- The exercise
Find the lines containing the word "heading" and copy every one of them.

- Task inputs
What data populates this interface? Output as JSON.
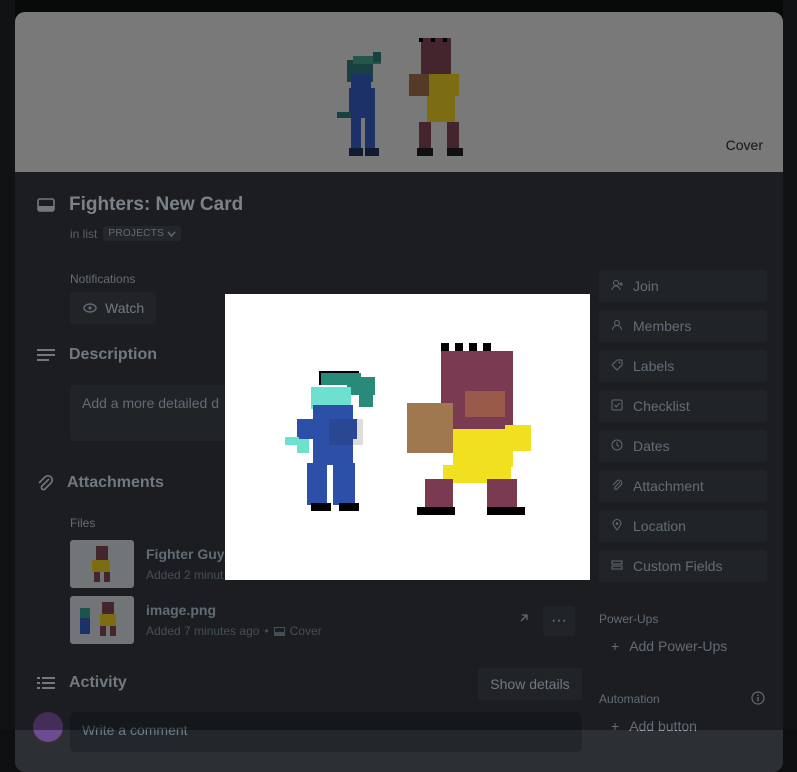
{
  "card": {
    "title": "Fighters: New Card",
    "in_list_prefix": "in list",
    "list_name": "PROJECTS",
    "cover_label": "Cover"
  },
  "notifications": {
    "label": "Notifications",
    "watch_label": "Watch"
  },
  "description": {
    "heading": "Description",
    "placeholder": "Add a more detailed d"
  },
  "attachments": {
    "heading": "Attachments",
    "files_label": "Files",
    "files": [
      {
        "name": "Fighter Guy_",
        "meta": "Added 2 minut"
      },
      {
        "name": "image.png",
        "meta": "Added 7 minutes ago",
        "cover_tag": "Cover"
      }
    ]
  },
  "activity": {
    "heading": "Activity",
    "show_details": "Show details",
    "comment_placeholder": "Write a comment"
  },
  "sidebar": {
    "actions": [
      {
        "label": "Join",
        "icon": "user-plus-icon"
      },
      {
        "label": "Members",
        "icon": "user-icon"
      },
      {
        "label": "Labels",
        "icon": "tag-icon"
      },
      {
        "label": "Checklist",
        "icon": "checkbox-icon"
      },
      {
        "label": "Dates",
        "icon": "clock-icon"
      },
      {
        "label": "Attachment",
        "icon": "paperclip-icon"
      },
      {
        "label": "Location",
        "icon": "location-pin-icon"
      },
      {
        "label": "Custom Fields",
        "icon": "fields-icon"
      }
    ],
    "powerups_label": "Power-Ups",
    "add_powerups": "Add Power-Ups",
    "automation_label": "Automation",
    "add_button": "Add button"
  },
  "colors": {
    "modal_bg": "#2c3035",
    "cover_bg": "#c4c4c4",
    "button_bg": "#353a40",
    "text": "#b6c2cf"
  }
}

- Solution to this task
    "heading": "Description",
    "heading": "Attachments",
    "heading": "Activity",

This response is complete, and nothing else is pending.